• **Instructions for the task**: Repeat all the records exactly, omitting pictures.

• **Listing**:
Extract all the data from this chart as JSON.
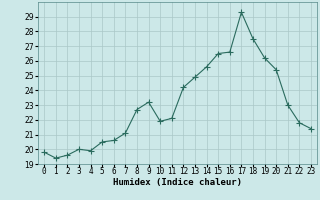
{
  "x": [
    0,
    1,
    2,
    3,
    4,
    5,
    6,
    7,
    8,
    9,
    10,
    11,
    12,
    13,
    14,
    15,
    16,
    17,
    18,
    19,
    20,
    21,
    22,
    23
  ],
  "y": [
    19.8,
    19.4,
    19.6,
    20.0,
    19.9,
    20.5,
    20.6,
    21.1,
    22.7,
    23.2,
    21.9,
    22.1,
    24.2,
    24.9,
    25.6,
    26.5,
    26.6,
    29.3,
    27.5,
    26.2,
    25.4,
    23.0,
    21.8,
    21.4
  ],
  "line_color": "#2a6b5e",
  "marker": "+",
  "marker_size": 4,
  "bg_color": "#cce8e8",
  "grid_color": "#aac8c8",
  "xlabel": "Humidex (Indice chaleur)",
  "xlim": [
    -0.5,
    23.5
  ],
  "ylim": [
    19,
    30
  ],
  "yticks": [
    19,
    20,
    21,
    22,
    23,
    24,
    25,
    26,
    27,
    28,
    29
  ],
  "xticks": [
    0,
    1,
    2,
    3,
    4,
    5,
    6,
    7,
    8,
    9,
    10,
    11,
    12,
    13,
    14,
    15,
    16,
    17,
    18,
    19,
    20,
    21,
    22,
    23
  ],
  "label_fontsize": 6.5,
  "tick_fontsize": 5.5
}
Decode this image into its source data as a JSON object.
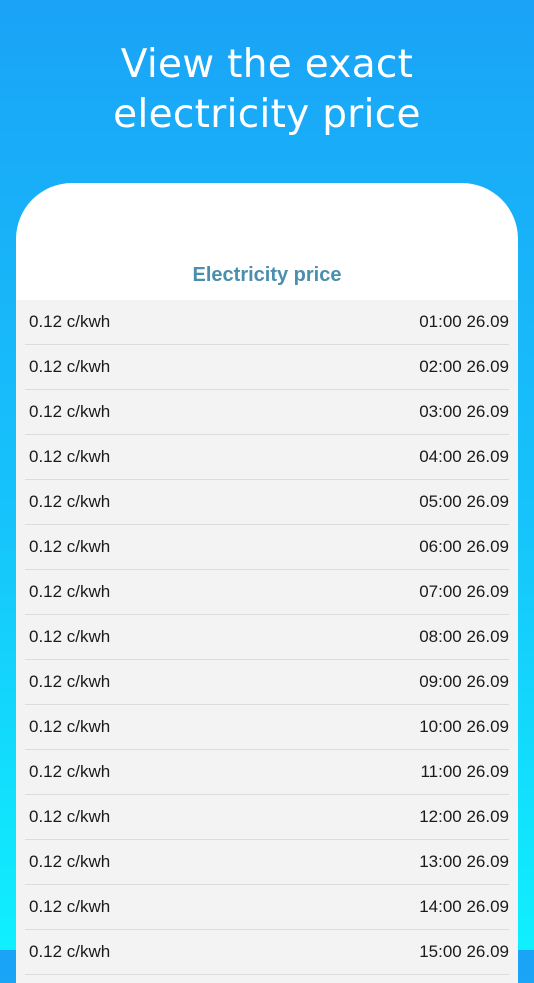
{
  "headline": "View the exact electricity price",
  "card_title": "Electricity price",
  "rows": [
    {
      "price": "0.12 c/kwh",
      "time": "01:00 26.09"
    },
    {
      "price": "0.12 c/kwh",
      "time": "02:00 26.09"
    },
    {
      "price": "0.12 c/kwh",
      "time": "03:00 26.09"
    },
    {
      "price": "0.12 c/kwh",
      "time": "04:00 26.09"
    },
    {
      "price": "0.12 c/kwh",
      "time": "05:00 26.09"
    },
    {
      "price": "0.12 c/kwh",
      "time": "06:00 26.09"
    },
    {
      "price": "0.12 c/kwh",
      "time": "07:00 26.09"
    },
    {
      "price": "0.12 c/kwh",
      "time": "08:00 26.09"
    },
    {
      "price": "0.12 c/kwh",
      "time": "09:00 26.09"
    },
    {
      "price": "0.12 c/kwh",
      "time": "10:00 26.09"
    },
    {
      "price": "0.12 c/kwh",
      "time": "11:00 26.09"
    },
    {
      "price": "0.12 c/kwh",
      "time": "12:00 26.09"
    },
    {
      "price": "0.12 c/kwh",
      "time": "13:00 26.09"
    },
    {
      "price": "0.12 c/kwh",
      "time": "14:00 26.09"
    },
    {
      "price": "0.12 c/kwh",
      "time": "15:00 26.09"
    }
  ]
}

• **Task solution**:
Extract all the data from this chart as JSON.
{
  "x": [
    0,
    1,
    2,
    3,
    4,
    5,
    6,
    7,
    8,
    9,
    10,
    11,
    12,
    13,
    14,
    15,
    16,
    17,
    18,
    19,
    20,
    21,
    22,
    23
  ],
  "y": [
    19.8,
    19.4,
    19.6,
    20.0,
    19.9,
    20.5,
    20.6,
    21.1,
    22.7,
    23.2,
    21.9,
    22.1,
    24.2,
    24.9,
    25.6,
    26.5,
    26.6,
    29.3,
    27.5,
    26.2,
    25.4,
    23.0,
    21.8,
    21.4
  ],
  "line_color": "#2a6b5e",
  "marker": "+",
  "marker_size": 4,
  "bg_color": "#cce8e8",
  "grid_color": "#aac8c8",
  "xlabel": "Humidex (Indice chaleur)",
  "xlim": [
    -0.5,
    23.5
  ],
  "ylim": [
    19,
    30
  ],
  "yticks": [
    19,
    20,
    21,
    22,
    23,
    24,
    25,
    26,
    27,
    28,
    29
  ],
  "xticks": [
    0,
    1,
    2,
    3,
    4,
    5,
    6,
    7,
    8,
    9,
    10,
    11,
    12,
    13,
    14,
    15,
    16,
    17,
    18,
    19,
    20,
    21,
    22,
    23
  ],
  "label_fontsize": 6.5,
  "tick_fontsize": 5.5
}
Decode this image into its source data as a JSON object.
{
  "headline": "View the exact electricity price",
  "card_title": "Electricity price",
  "rows": [
    {
      "price": "0.12 c/kwh",
      "time": "01:00 26.09"
    },
    {
      "price": "0.12 c/kwh",
      "time": "02:00 26.09"
    },
    {
      "price": "0.12 c/kwh",
      "time": "03:00 26.09"
    },
    {
      "price": "0.12 c/kwh",
      "time": "04:00 26.09"
    },
    {
      "price": "0.12 c/kwh",
      "time": "05:00 26.09"
    },
    {
      "price": "0.12 c/kwh",
      "time": "06:00 26.09"
    },
    {
      "price": "0.12 c/kwh",
      "time": "07:00 26.09"
    },
    {
      "price": "0.12 c/kwh",
      "time": "08:00 26.09"
    },
    {
      "price": "0.12 c/kwh",
      "time": "09:00 26.09"
    },
    {
      "price": "0.12 c/kwh",
      "time": "10:00 26.09"
    },
    {
      "price": "0.12 c/kwh",
      "time": "11:00 26.09"
    },
    {
      "price": "0.12 c/kwh",
      "time": "12:00 26.09"
    },
    {
      "price": "0.12 c/kwh",
      "time": "13:00 26.09"
    },
    {
      "price": "0.12 c/kwh",
      "time": "14:00 26.09"
    },
    {
      "price": "0.12 c/kwh",
      "time": "15:00 26.09"
    }
  ]
}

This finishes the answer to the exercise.